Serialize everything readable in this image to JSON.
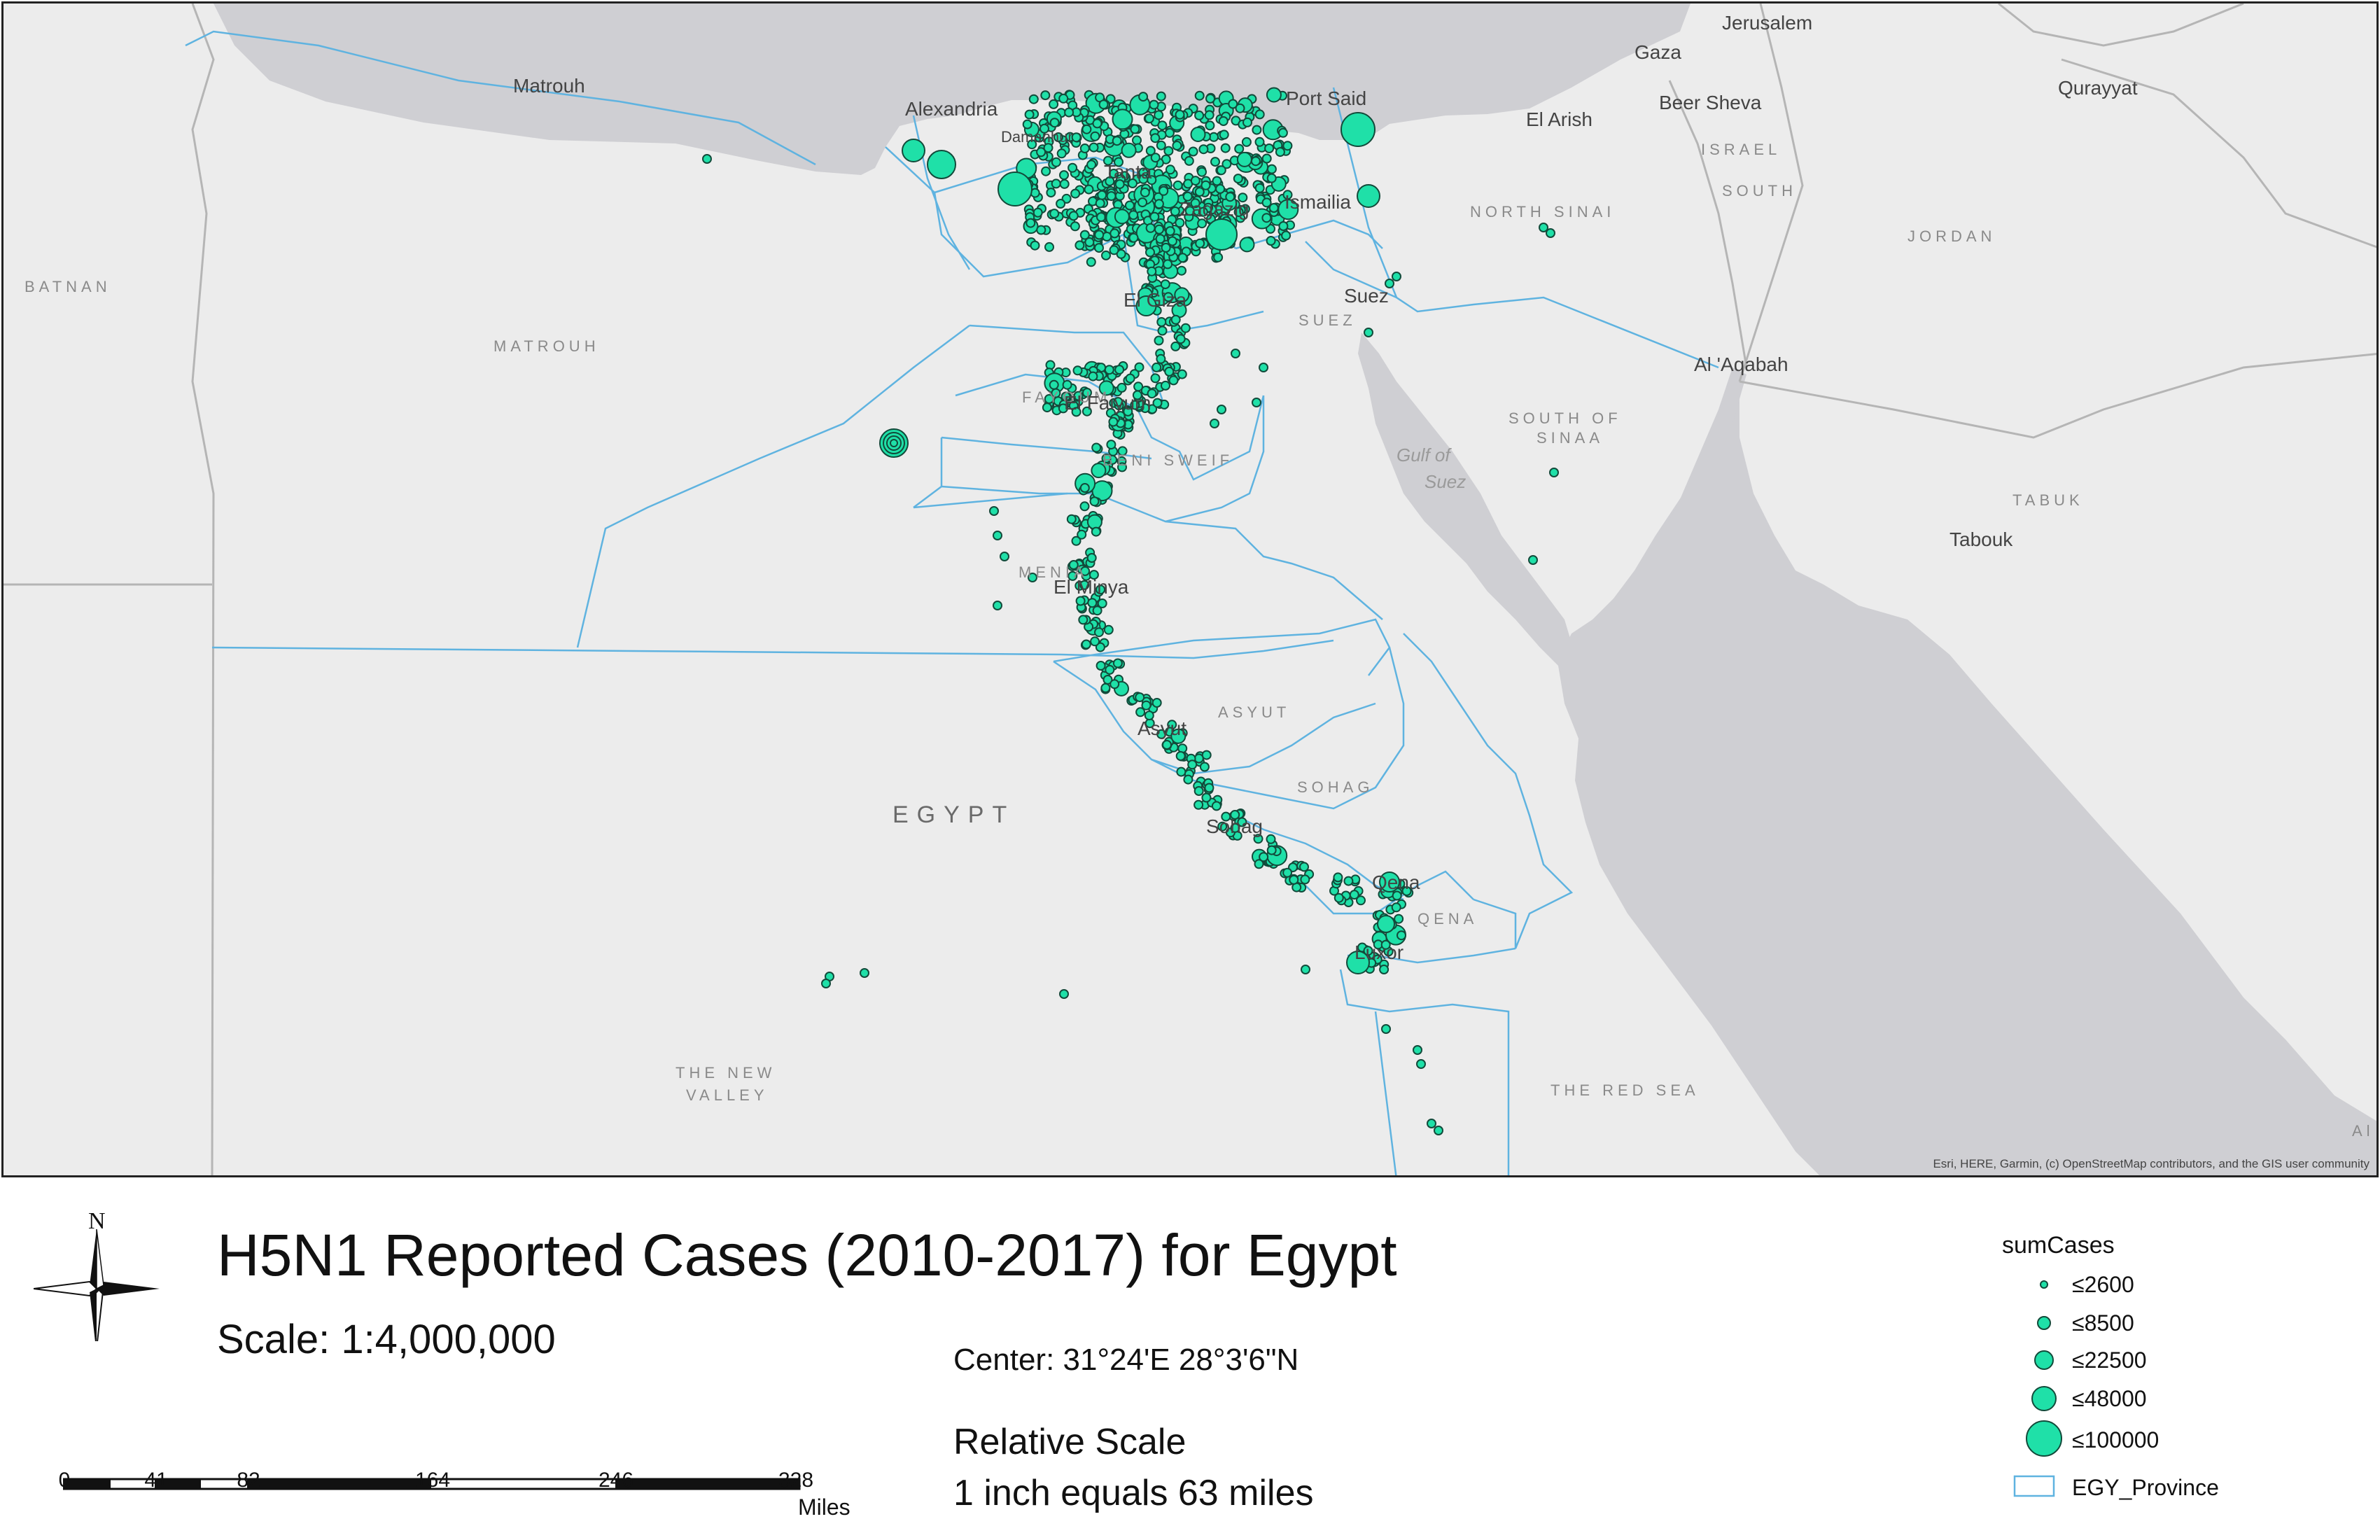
{
  "map": {
    "labels": {
      "jerusalem": "Jerusalem",
      "gaza": "Gaza",
      "beer_sheva": "Beer Sheva",
      "israel": "ISRAEL",
      "south": "SOUTH",
      "qurayyat": "Qurayyat",
      "jordan": "JORDAN",
      "matrouh_city": "Matrouh",
      "alexandria": "Alexandria",
      "damanhur": "Damanhur",
      "port_said": "Port Said",
      "el_arish": "El Arish",
      "north_sinai": "NORTH SINAI",
      "batnan": "BATNAN",
      "matrouh_region": "MATROUH",
      "tanta": "Tanta",
      "zagazig": "Zagazig",
      "ismailia": "Ismailia",
      "el_giza": "El Giza",
      "suez_city": "Suez",
      "suez_region": "SUEZ",
      "al_aqabah": "Al 'Aqabah",
      "fayoum_region": "FAYOUM",
      "el_faiyum": "El Faiyum",
      "beni_sweif": "BENI SWEIF",
      "south_of_sinaa_1": "SOUTH OF",
      "south_of_sinaa_2": "SINAA",
      "gulf_of_1": "Gulf of",
      "gulf_of_2": "Suez",
      "tabuk_region": "TABUK",
      "tabouk": "Tabouk",
      "menia": "MENIA",
      "el_minya": "El Minya",
      "asyut_region": "ASYUT",
      "asyut_city": "Asyut",
      "sohag_region": "SOHAG",
      "sohag_city": "Sohag",
      "egypt": "EGYPT",
      "qena_city": "Qena",
      "qena_region": "QENA",
      "luxor": "Luxor",
      "new_valley_1": "THE NEW",
      "new_valley_2": "VALLEY",
      "red_sea": "THE RED SEA",
      "al_edge": "Al"
    },
    "attribution": "Esri, HERE, Garmin, (c) OpenStreetMap contributors, and the GIS user community",
    "colors": {
      "land": "#ececec",
      "sea": "#cfcfd3",
      "boundary": "#5fb3e0",
      "point_fill": "#1fe0a8",
      "point_stroke": "#124a3a"
    }
  },
  "layout": {
    "title": "H5N1 Reported Cases (2010-2017) for Egypt",
    "scale": "Scale: 1:4,000,000",
    "center": "Center: 31°24'E 28°3'6\"N",
    "relative_scale_title": "Relative Scale",
    "relative_scale_value": "1 inch equals  63 miles",
    "north_label": "N",
    "scalebar": {
      "ticks": [
        "0",
        "41",
        "82",
        "164",
        "246",
        "328"
      ],
      "units": "Miles"
    }
  },
  "legend": {
    "title": "sumCases",
    "items": [
      {
        "label": "≤2600",
        "icon": "circle-small"
      },
      {
        "label": "≤8500",
        "icon": "circle-medium-small"
      },
      {
        "label": "≤22500",
        "icon": "circle-medium"
      },
      {
        "label": "≤48000",
        "icon": "circle-large"
      },
      {
        "label": "≤100000",
        "icon": "circle-xlarge"
      }
    ],
    "province_label": "EGY_Province"
  }
}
::::::::
* [Stated goal]:
Each record above is to be restated exactly, with its pictures removed from the copy.

* [Task solution]:
Serialize everything readable in this image to JSON.
{
  "map": {
    "labels": {
      "jerusalem": "Jerusalem",
      "gaza": "Gaza",
      "beer_sheva": "Beer Sheva",
      "israel": "ISRAEL",
      "south": "SOUTH",
      "qurayyat": "Qurayyat",
      "jordan": "JORDAN",
      "matrouh_city": "Matrouh",
      "alexandria": "Alexandria",
      "damanhur": "Damanhur",
      "port_said": "Port Said",
      "el_arish": "El Arish",
      "north_sinai": "NORTH SINAI",
      "batnan": "BATNAN",
      "matrouh_region": "MATROUH",
      "tanta": "Tanta",
      "zagazig": "Zagazig",
      "ismailia": "Ismailia",
      "el_giza": "El Giza",
      "suez_city": "Suez",
      "suez_region": "SUEZ",
      "al_aqabah": "Al 'Aqabah",
      "fayoum_region": "FAYOUM",
      "el_faiyum": "El Faiyum",
      "beni_sweif": "BENI SWEIF",
      "south_of_sinaa_1": "SOUTH OF",
      "south_of_sinaa_2": "SINAA",
      "gulf_of_1": "Gulf of",
      "gulf_of_2": "Suez",
      "tabuk_region": "TABUK",
      "tabouk": "Tabouk",
      "menia": "MENIA",
      "el_minya": "El Minya",
      "asyut_region": "ASYUT",
      "asyut_city": "Asyut",
      "sohag_region": "SOHAG",
      "sohag_city": "Sohag",
      "egypt": "EGYPT",
      "qena_city": "Qena",
      "qena_region": "QENA",
      "luxor": "Luxor",
      "new_valley_1": "THE NEW",
      "new_valley_2": "VALLEY",
      "red_sea": "THE RED SEA",
      "al_edge": "Al"
    },
    "attribution": "Esri, HERE, Garmin, (c) OpenStreetMap contributors, and the GIS user community",
    "colors": {
      "land": "#ececec",
      "sea": "#cfcfd3",
      "boundary": "#5fb3e0",
      "point_fill": "#1fe0a8",
      "point_stroke": "#124a3a"
    }
  },
  "layout": {
    "title": "H5N1 Reported Cases (2010-2017) for Egypt",
    "scale": "Scale: 1:4,000,000",
    "center": "Center: 31°24'E 28°3'6\"N",
    "relative_scale_title": "Relative Scale",
    "relative_scale_value": "1 inch equals  63 miles",
    "north_label": "N",
    "scalebar": {
      "ticks": [
        "0",
        "41",
        "82",
        "164",
        "246",
        "328"
      ],
      "units": "Miles"
    }
  },
  "legend": {
    "title": "sumCases",
    "items": [
      {
        "label": "≤2600",
        "icon": "circle-small"
      },
      {
        "label": "≤8500",
        "icon": "circle-medium-small"
      },
      {
        "label": "≤22500",
        "icon": "circle-medium"
      },
      {
        "label": "≤48000",
        "icon": "circle-large"
      },
      {
        "label": "≤100000",
        "icon": "circle-xlarge"
      }
    ],
    "province_label": "EGY_Province"
  }
}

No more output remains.